» **WORK REQUIRED**
Look through the material below for "large". Copy every line that contains it.

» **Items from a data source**

**********

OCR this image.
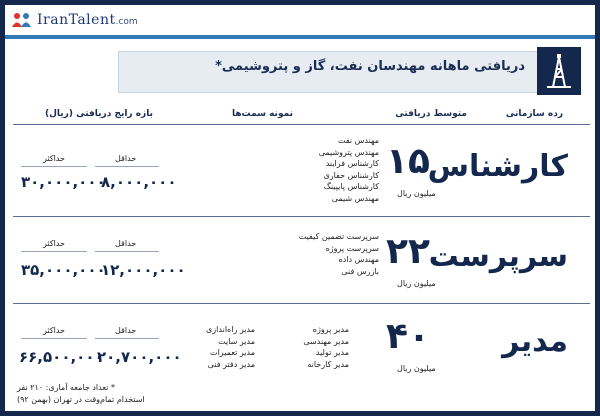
IranTalent.com
دریافتی ماهانه مهندسان نفت، گاز و پتروشیمی*
رده سازمانی
متوسط دریافتی
نمونه سمت‌ها
بازه رایج دریافتی (ریال)
کارشناس
۱۵
میلیون ریال
مهندس نفت
مهندس پتروشیمی
کارشناس فرایند
کارشناس حفاری
کارشناس پایپینگ
مهندس شیمی
حداقل
حداکثر
۸,۰۰۰,۰۰۰
۳۰,۰۰۰,۰۰۰
سرپرست
۲۲
میلیون ریال
سرپرست تضمین کیفیت
سرپرست پروژه
مهندس داده
بازرس فنی
حداقل
حداکثر
۱۲,۰۰۰,۰۰۰
۳۵,۰۰۰,۰۰۰
مدیر
۴۰
میلیون ریال
مدیر پروژه
مدیر مهندسی
مدیر تولید
مدیر کارخانه
مدیر راه‌اندازی
مدیر سایت
مدیر تعمیرات
مدیر دفتر فنی
حداقل
حداکثر
۲۰,۷۰۰,۰۰۰
۶۶,۵۰۰,۰۰۰
* تعداد جامعه آماری: ۲۱۰ نفر
استخدام تمام‌وقت در تهران (بهمن ۹۲)
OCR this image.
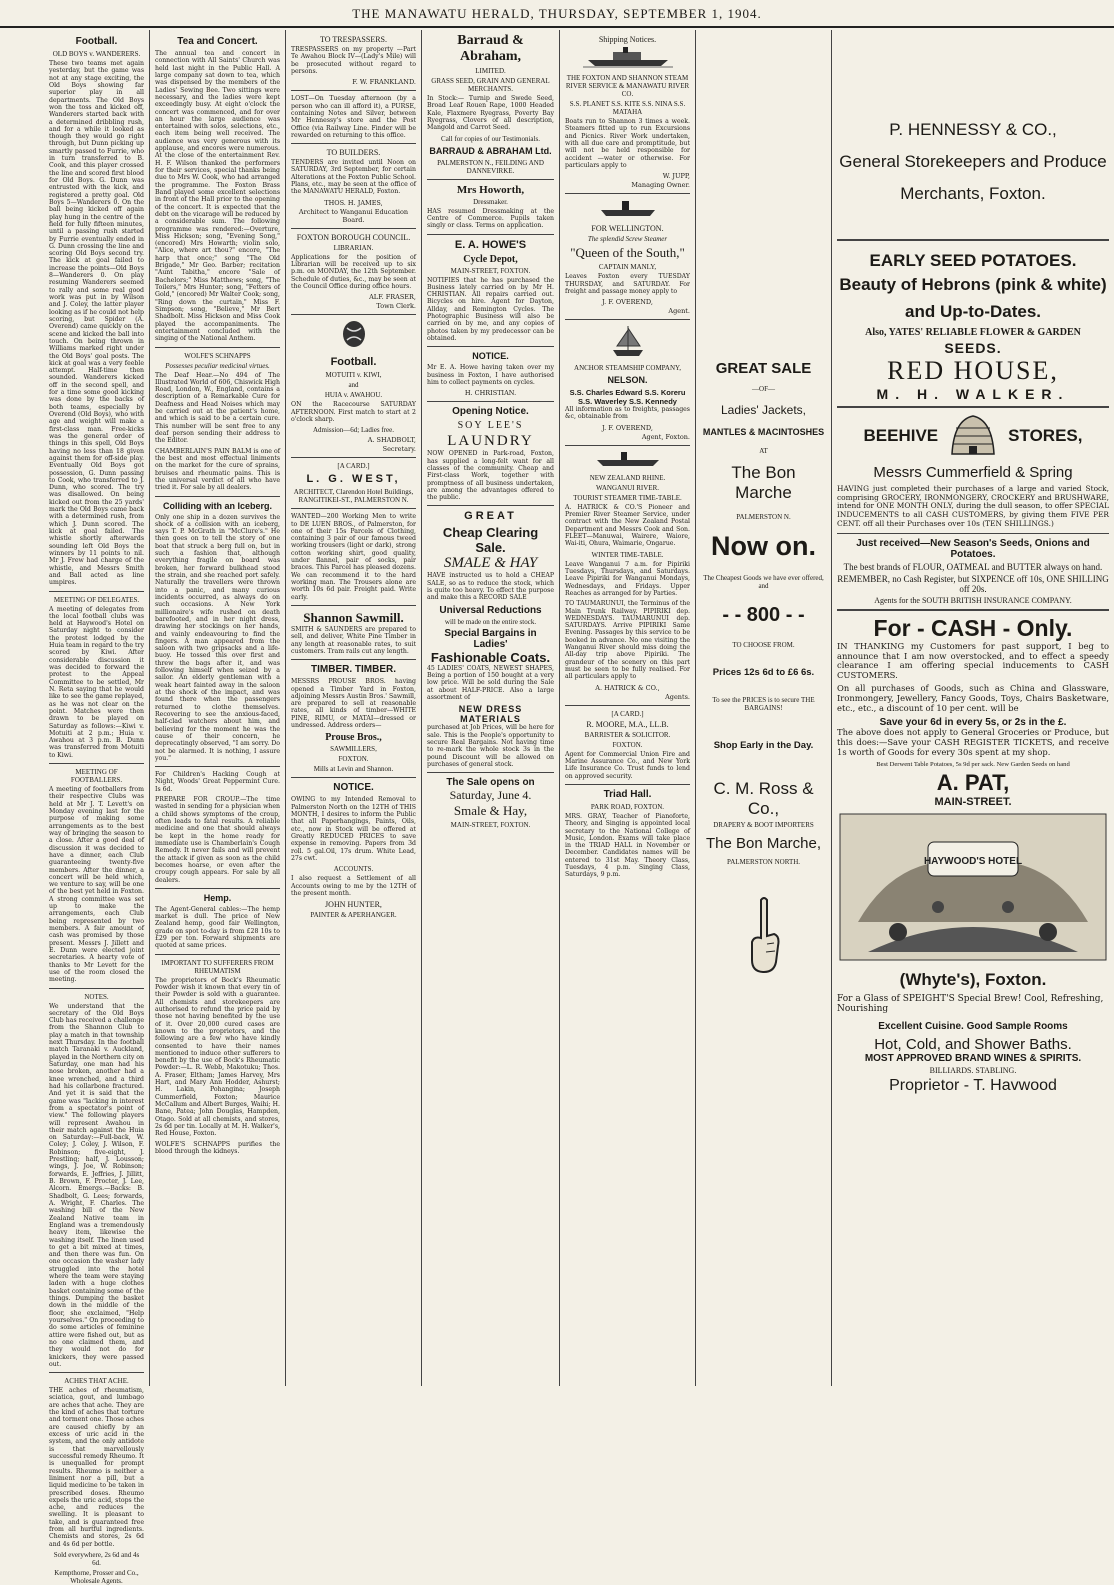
THE MANAWATU HERALD, THURSDAY, SEPTEMBER 1, 1904.
Football.
OLD BOYS v. WANDERERS.
These two teams met again yesterday, but the game was not at any stage exciting, the Old Boys showing far superior play in all departments. The Old Boys won the toss and kicked off, Wanderers started back with a determined dribbling rush, and for a while it looked as though they would go right through, but Dunn picking up smartly passed to Furrie, who in turn transferred to B. Cook, and this player crossed the line and scored first blood for Old Boys. G. Dunn was entrusted with the kick, and registered a pretty goal. Old Boys 5—Wanderers 0. On the ball being kicked off again play hung in the centre of the field for fully fifteen minutes, until a passing rush started by Furrie eventually ended in G. Dunn crossing the line and scoring Old Boys second try. The kick at goal failed to increase the points—Old Boys 8—Wanderers 0. On play resuming Wanderers seemed to rally and some real good work was put in by Wilson and J. Coley, the latter player looking as if he could not help scoring, but Spider (A. Overend) came quickly on the scene and kicked the ball into touch. On being thrown in Williams marked right under the Old Boys' goal posts. The kick at goal was a very feeble attempt. Half-time then sounded. Wanderers kicked off in the second spell, and for a time some good kicking was done by the backs of both teams, especially by Overend (Old Boys), who with age and weight will make a first-class man. Free-kicks was the general order of things in this spell, Old Boys having no less than 18 given against them for off-side play. Eventually Old Boys got possession, G. Dunn passing to Cook, who transferred to J. Dunn, who scored. The try was disallowed. On being kicked out from the 25 yards' mark the Old Boys came back with a determined rush, from which J. Dunn scored. The kick at goal failed. The whistle shortly afterwards sounding left Old Boys the winners by 11 points to nil. Mr J. Frew had charge of the whistle, and Messrs Smith and Ball acted as line umpires.
MEETING OF DELEGATES.
A meeting of delegates from the local football clubs was held at Haywood's Hotel on Saturday night to consider the protest lodged by the Huia team in regard to the try scored by Kiwi. After considerable discussion it was decided to forward the protest to the Appeal Committee to be settled, Mr N. Reta saying that he would like to see the game replayed, as he was not clear on the point. Matches were then drawn to be played on Saturday as follows:—Kiwi v. Motuiti at 2 p.m.; Huia v. Awahou at 3 p.m. B. Dunn was transferred from Motuiti to Kiwi.
MEETING OF FOOTBALLERS.
A meeting of footballers from their respective Clubs was held at Mr J. T. Levett's on Monday evening last for the purpose of making some arrangements as to the best way of bringing the season to a close. After a good deal of discussion it was decided to have a dinner, each Club guaranteeing twenty-five members. After the dinner, a concert will be held which, we venture to say, will be one of the best yet held in Foxton. A strong committee was set up to make the arrangements, each Club being represented by two members. A fair amount of cash was promised by those present. Messrs J. Jillett and E. Dunn were elected joint secretaries. A hearty vote of thanks to Mr Levett for the use of the room closed the meeting.
NOTES.
We understand that the secretary of the Old Boys Club has received a challenge from the Shannon Club to play a match in that township next Thursday. In the football match Taranaki v. Auckland, played in the Northern city on Saturday, one man had his nose broken, another had a knee wrenched, and a third had his collarbone fractured. And yet it is said that the game was "lacking in interest from a spectator's point of view." The following players will represent Awahou in their match against the Huia on Saturday:—Full-back, W. Coley; J. Coley, J. Wilson, F. Robinson; five-eight, J. Prestling; half, J. Lousson; wings, J. Joe, W. Robinson; forwards, E. Jeffries, J. Jillitt, B. Brown, F. Procter, J. Lee, Alcorn. Emergs.—Backs: B. Shadbolt, G. Lees; forwards, A. Wright, F. Charles. The washing bill of the New Zealand Native team in England was a tremendously heavy item, likewise the washing itself. The linen used to get a bit mixed at times, and then there was fun. On one occasion the washer lady struggled into the hotel where the team were staying laden with a huge clothes basket containing some of the things. Dumping the basket down in the middle of the floor, she exclaimed, "Help yourselves." On proceeding to do some articles of feminine attire were fished out, but as no one claimed them, and they would not do for knickers, they were passed out.
ACHES THAT ACHE.
THE aches of rheumatism, sciatica, gout, and lumbago are aches that ache. They are the kind of aches that torture and torment one. Those aches are caused chiefly by an excess of uric acid in the system, and the only antidote is that marvellously successful remedy Rheumo. It is unequalled for prompt results. Rheumo is neither a liniment nor a pill, but a liquid medicine to be taken in prescribed doses. Rheumo expels the uric acid, stops the ache, and reduces the swelling. It is pleasant to take, and is guaranteed free from all hurtful ingredients. Chemists and stores, 2s 6d and 4s 6d per bottle.
Sold everywhere, 2s 6d and 4s 6d.
Kempthorne, Prosser and Co., Wholesale Agents.
Tea and Concert.
The annual tea and concert in connection with All Saints' Church was held last night in the Public Hall. A large company sat down to tea, which was dispensed by the members of the Ladies' Sewing Bee. Two sittings were necessary, and the ladies were kept exceedingly busy. At eight o'clock the concert was commenced, and for over an hour the large audience was entertained with solos, selections, etc., each item being well received. The audience was very generous with its applause, and encores were numerous. At the close of the entertainment Rev. H. F. Wilson thanked the performers for their services, special thanks being due to Mrs W. Cook, who had arranged the programme. The Foxton Brass Band played some excellent selections in front of the Hall prior to the opening of the concert. It is expected that the debt on the vicarage will be reduced by a considerable sum. The following programme was rendered:—Overture, Miss Hickson; song, "Evening Song," (encored) Mrs Howarth; violin solo, "Alice, where art thou?" encore, "The harp that once;" song "The Old Brigade," Mr Geo. Barber; recitation "Aunt Tabitha," encore "Sale of Bachelors;" Miss Matthews; song, "The Toilers," Mrs Hunter; song, "Fetters of Gold," (encored) Mr Walter Cook; song, "Ring down the curtain," Miss F. Simpson; song, "Believe," Mr Bert Shadbolt. Miss Hickson and Miss Cook played the accompaniments. The entertainment concluded with the singing of the National Anthem.
WOLFE'S SCHNAPPS
Possesses peculiar medicinal virtues.
The Deaf Hear.—No 494 of The Illustrated World of 606, Chiswick High Road, London, W., England, contains a description of a Remarkable Cure for Deafness and Head Noises which may be carried out at the patient's home, and which is said to be a certain cure. This number will be sent free to any deaf person sending their address to the Editor.
CHAMBERLAIN'S PAIN BALM is one of the best and most effectual liniments on the market for the cure of sprains, bruises and rheumatic pains. This is the universal verdict of all who have tried it. For sale by all dealers.
Colliding with an Iceberg.
Only one ship in a dozen survives the shock of a collision with an iceberg, says T. P. McGrath in "McClure's." He then goes on to tell the story of one boat that struck a berg full on, but in such a fashion that, although everything fragile on board was broken, her forward bulkhead stood the strain, and she reached port safely. Naturally the travellers were thrown into a panic, and many curious incidents occurred, as always do on such occasions. A New York millionaire's wife rushed on death barefooted, and in her night dress, drawing her stockings on her hands, and vainly endeavouring to find the fingers. A man appeared from the saloon with two gripsacks and a life-buoy. He tossed this over first and threw the bags after it, and was following himself when seized by a sailor. An elderly gentleman with a weak heart fainted away in the saloon at the shock of the impact, and was found there when the passengers returned to clothe themselves. Recovering to see the anxious-faced, half-clad watchers about him, and believing for the moment he was the cause of their concern, he deprecatingly observed, "I am sorry. Do not be alarmed. It is nothing, I assure you."
For Children's Hacking Cough at Night, Woods' Great Peppermint Cure. Is 6d.
PREPARE FOR CROUP.—The time wasted in sending for a physician when a child shows symptoms of the croup, often leads to fatal results. A reliable medicine and one that should always be kept in the home ready for immediate use is Chamberlain's Cough Remedy. It never fails and will prevent the attack if given as soon as the child becomes hoarse, or even after the croupy cough appears. For sale by all dealers.
Hemp.
The Agent-General cables:—The hemp market is dull. The price of New Zealand hemp, good fair Wellington, grade on spot to-day is from £28 10s to £29 per ton. Forward shipments are quoted at same prices.
IMPORTANT TO SUFFERERS FROM RHEUMATISM
The proprietors of Bock's Rheumatic Powder wish it known that every tin of their Powder is sold with a guarantee. All chemists and storekeepers are authorised to refund the price paid by those not having benefited by the use of it. Over 20,000 cured cases are known to the proprietors, and the following are a few who have kindly consented to have their names mentioned to induce other sufferers to benefit by the use of Bock's Rheumatic Powder:—L. R. Webb, Makotuku; Thos. A. Fraser, Eltham; James Harvey, Mrs Hart, and Mary Ann Hodder, Ashurst; H. Lakin, Pohangina; Joseph Cummerfield, Foxton; Maurice McCallum and Albert Burges, Waihi; H. Bane, Patea; John Douglas, Hampden, Otago. Sold at all chemists, and stores, 2s 6d per tin. Locally at M. H. Walker's, Red House, Foxton.
WOLFE'S SCHNAPPS purifies the blood through the kidneys.
TO TRESPASSERS.
TRESPASSERS on my property —Part Te Awahou Block IV—(Lady's Mile) will be prosecuted without regard to persons.
F. W. FRANKLAND.
LOST—On Tuesday afternoon (by a person who can ill afford it), a PURSE, containing Notes and Silver, between Mr Hennessy's store and the Post Office (via Railway Line. Finder will be rewarded on returning to this office.
TO BUILDERS.
TENDERS are invited until Noon on SATURDAY, 3rd September, for certain Alterations at the Foxton Public School. Plans, etc., may be seen at the office of the MANAWATU HERALD, Foxton.
THOS. H. JAMES,
Architect to Wanganui Education Board.
FOXTON BOROUGH COUNCIL.
LIBRARIAN.
Applications for the position of Librarian will be received up to six p.m. on MONDAY, the 12th September. Schedule of duties, &c., may be seen at the Council Office during office hours.
ALF. FRASER,
Town Clerk.
Football.
MOTUITI v. KIWI,
and
HUIA v. AWAHOU.
ON the Racecourse SATURDAY AFTERNOON. First match to start at 2 o'clock sharp.
Admission—6d; Ladies free.
A. SHADBOLT,
Secretary.
[A CARD.]
L. G. WEST,
ARCHITECT, Clarendon Hotel Buildings, RANGITIKEI-ST., PALMERSTON N.
WANTED—200 Working Men to write to DE LUEN BROS., of Palmerston, for one of their 15s Parcels of Clothing, containing 3 pair of our famous tweed working trousers (light or dark), strong cotton working shirt, good quality, under flannel, pair of socks, pair braces. This Parcel has pleased dozens. We can recommend it to the hard working man. The Trousers alone are worth 10s 6d pair. Freight paid. Write early.
Shannon Sawmill.
SMITH & SAUNDERS are prepared to sell, and deliver, White Pine Timber in any length at reasonable rates, to suit customers. Tram rails cut any length.
TIMBER. TIMBER.
MESSRS PROUSE BROS. having opened a Timber Yard in Foxton, adjoining Messrs Austin Bros.' Sawmill, are prepared to sell at reasonable rates, all kinds of timber—WHITE PINE, RIMU, or MATAI—dressed or undressed. Address orders—
Prouse Bros.,
SAWMILLERS,
FOXTON.
Mills at Levin and Shannon.
NOTICE.
OWING to my Intended Removal to Palmerston North on the 12TH of THIS MONTH, I desires to inform the Public that all Paperhangings, Paints, Oils, etc., now in Stock will be offered at Greatly REDUCED PRICES to save expense in removing. Papers from 3d roll. 5 gal.Oil, 17s drum. White Lead, 27s cwt.
ACCOUNTS.
I also request a Settlement of all Accounts owing to me by the 12TH of the present month.
JOHN HUNTER,
PAINTER & APERHANGER.
Barraud & Abraham,
LIMITED.
GRASS SEED, GRAIN AND GENERAL MERCHANTS.
In Stock:— Turnip and Swede Seed, Broad Leaf Rouen Rape, 1000 Headed Kale, Flaxmere Ryegrass, Poverty Bay Ryegrass, Clovers of all description, Mangold and Carrot Seed.
Call for copies of our Testimonials.
BARRAUD & ABRAHAM Ltd.
PALMERSTON N., FEILDING AND DANNEVIRKE.
Mrs Howorth,
Dressmaker.
HAS resumed Dressmaking at the Centre of Commerce. Pupils taken singly or class. Terms on application.
E. A. HOWE'S
Cycle Depot,
MAIN-STREET, FOXTON.
NOTIFIES that he has purchased the Business lately carried on by Mr H. CHRISTIAN. All repairs carried out. Bicycles on hire. Agent for Dayton, Allday, and Remington Cycles. The Photographic Business will also be carried on by me, and any copies of photos taken by my predecessor can be obtained.
NOTICE.
Mr E. A. Howe having taken over my business in Foxton, I have authorised him to collect payments on cycles.
H. CHRISTIAN.
Opening Notice.
SOY LEE'S
LAUNDRY
NOW OPENED in Park-road, Foxton, has supplied a long-felt want for all classes of the community. Cheap and First-class Work, together with promptness of all business undertaken, are among the advantages offered to the public.
GREAT
Cheap Clearing Sale.
SMALE & HAY
HAVE instructed us to hold a CHEAP SALE, so as to reduce the stock, which is quite too heavy. To effect the purpose and make this a RECORD SALE
Universal Reductions
will be made on the entire stock.
Special Bargains in Ladies'
Fashionable Coats.
45 LADIES' COATS, NEWEST SHAPES, Being a portion of 150 bought at a very low price. Will be sold during the Sale at about HALF-PRICE. Also a large assortment of
NEW DRESS MATERIALS
purchased at Job Prices, will be here for sale. This is the People's opportunity to secure Real Bargains. Not having time to re-mark the whole stock 3s in the pound Discount will be allowed on purchases of general stock.
The Sale opens on
Saturday, June 4.
Smale & Hay,
MAIN-STREET, FOXTON.
Shipping Notices.
THE FOXTON AND SHANNON STEAM RIVER SERVICE & MANAWATU RIVER CO.
S.S. PLANET S.S. KITE S.S. NINA S.S. MATAHA
Boats run to Shannon 3 times a week. Steamers fitted up to run Excursions and Picnics. River Work undertaken, with all due care and promptitude, but will not be held responsible for accident —water or otherwise. For particulars apply to
W. JUPP,
Managing Owner.
FOR WELLINGTON.
The splendid Screw Steamer
"Queen of the South,"
CAPTAIN MANLY,
Leaves Foxton every TUESDAY THURSDAY, and SATURDAY. For freight and passage money apply to
J. F. OVEREND,
Agent.
ANCHOR STEAMSHIP COMPANY,
NELSON.
S.S. Charles Edward S.S. Koreru S.S. Waverley S.S. Kennedy
All information as to freights, passages &c, obtainable from
J. F. OVEREND,
Agent, Foxton.
NEW ZEALAND RHINE.
WANGANUI RIVER.
TOURIST STEAMER TIME-TABLE.
A. HATRICK & CO.'S Pioneer and Premier River Steamer Service, under contract with the New Zealand Postal Department and Messrs Cook and Son. FLEET—Manuwai, Wairere, Waiore, Wai-iti, Ohura, Waimarie, Ongarue.
WINTER TIME-TABLE.
Leave Wanganui 7 a.m. for Pipiriki Tuesdays, Thursdays, and Saturdays. Leave Pipiriki for Wanganui Mondays, Wednesdays, and Fridays. Upper Reaches as arranged for by Parties.
TO TAUMARUNUI, the Terminus of the Main Trunk Railway. PIPIRIKI dep. WEDNESDAYS. TAUMARUNUI dep. SATURDAYS. Arrive PIPIRIKI Same Evening. Passages by this service to be booked in advance. No one visiting the Wanganui River should miss doing the All-day trip above Pipiriki. The grandeur of the scenery on this part must be seen to be fully realised. For all particulars apply to
A. HATRICK & CO.,
Agents.
[A CARD.]
R. MOORE, M.A., LL.B.
BARRISTER & SOLICITOR.
FOXTON.
Agent for Commercial Union Fire and Marine Assurance Co., and New York Life Insurance Co. Trust funds to lend on approved security.
Triad Hall.
PARK ROAD, FOXTON.
MRS. GRAY, Teacher of Pianoforte, Theory, and Singing is appointed local secretary to the National College of Music, London. Exams will take place in the TRIAD HALL in November or December. Candidates names will be entered to 31st May. Theory Class, Tuesdays, 4 p.m. Singing Class, Saturdays, 9 p.m.
GREAT SALE
—OF—
Ladies' Jackets,
MANTLES & MACINTOSHES
AT
The Bon Marche
PALMERSTON N.
Now on.
The Cheapest Goods we have ever offered, and
- - 800 - -
TO CHOOSE FROM.
Prices 12s 6d to £6 6s.
To see the PRICES is to secure THE BARGAINS!
Shop Early in the Day.
C. M. Ross & Co.,
DRAPERY & BOOT IMPORTERS
The Bon Marche,
PALMERSTON NORTH.
P. HENNESSY & CO.,
General Storekeepers and Produce Merchants, Foxton.
EARLY SEED POTATOES.
Beauty of Hebrons (pink & white) and Up-to-Dates.
Also, YATES' RELIABLE FLOWER & GARDEN
SEEDS.
RED HOUSE,
M. H. WALKER.
BEEHIVE	STORES,
Messrs Cummerfield & Spring
HAVING just completed their purchases of a large and varied Stock, comprising GROCERY, IRONMONGERY, CROCKERY and BRUSHWARE, intend for ONE MONTH ONLY, during the dull season, to offer SPECIAL INDUCEMENTS to all CASH CUSTOMERS, by giving them FIVE PER CENT. off all their Purchases over 10s (TEN SHILLINGS.)
Just received—New Season's Seeds, Onions and Potatoes.
The best brands of FLOUR, OATMEAL and BUTTER always on hand.
REMEMBER, no Cash Register, but SIXPENCE off 10s, ONE SHILLING off 20s.
Agents for the SOUTH BRITISH INSURANCE COMPANY.
For - CASH - Only.
IN THANKING my Customers for past support, I beg to announce that I am now overstocked, and to effect a speedy clearance I am offering special inducements to CASH CUSTOMERS.
On all purchases of Goods, such as China and Glassware, Ironmongery, Jewellery, Fancy Goods, Toys, Chairs Basketware, etc., etc., a discount of 10 per cent. will be
Save your 6d in every 5s, or 2s in the £.
The above does not apply to General Groceries or Produce, but this does:—Save your CASH REGISTER TICKETS, and receive 1s worth of Goods for every 30s spent at my shop.
Best Derwent Table Potatoes, 5s 9d per sack. New Garden Seeds on hand
A. PAT,
MAIN-STREET.
HAYWOOD'S HOTEL
(Whyte's), Foxton.
For a Glass of SPEIGHT'S Special Brew! Cool, Refreshing, Nourishing
Excellent Cuisine. Good Sample Rooms
Hot, Cold, and Shower Baths.
MOST APPROVED BRAND WINES & SPIRITS.
BILLIARDS. STABLING.
Proprietor - T. Havwood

**********

» **FINAL ANSWER**
The annual tea and concert in connection with All Saints' Church was held last night in the Public Hall. A large company sat down to tea, which was dispensed by the members of the Ladies' Sewing Bee. Two sittings were necessary, and the ladies were kept exceedingly busy. At eight o'clock the concert was commenced, and for over an hour the large audience was entertained with solos, selections, etc., each item being well received. The audience was very generous with its applause, and encores were numerous. At the close of the entertainment Rev. H. F. Wilson thanked the performers for their services, special thanks being due to Mrs W. Cook, who had arranged the programme. The Foxton Brass Band played some excellent selections in front of the Hall prior to the opening of the concert. It is expected that the debt on the vicarage will be reduced by a considerable sum. The following programme was rendered:—Overture, Miss Hickson; song, "Evening Song," (encored) Mrs Howarth; violin solo, "Alice, where art thou?" encore, "The harp that once;" song "The Old Brigade," Mr Geo. Barber; recitation "Aunt Tabitha," encore "Sale of Bachelors;" Miss Matthews; song, "The Toilers," Mrs Hunter; song, "Fetters of Gold," (encored) Mr Walter Cook; song, "Ring down the curtain," Miss F. Simpson; song, "Believe," Mr Bert Shadbolt. Miss Hickson and Miss Cook played the accompaniments. The entertainment concluded with the singing of the National Anthem.
45 LADIES' COATS, NEWEST SHAPES, Being a portion of 150 bought at a very low price. Will be sold during the Sale at about HALF-PRICE. Also a large assortment of
HAVING just completed their purchases of a large and varied Stock, comprising GROCERY, IRONMONGERY, CROCKERY and BRUSHWARE, intend for ONE MONTH ONLY, during the dull season, to offer SPECIAL INDUCEMENTS to all CASH CUSTOMERS, by giving them FIVE PER CENT. off all their Purchases over 10s (TEN SHILLINGS.)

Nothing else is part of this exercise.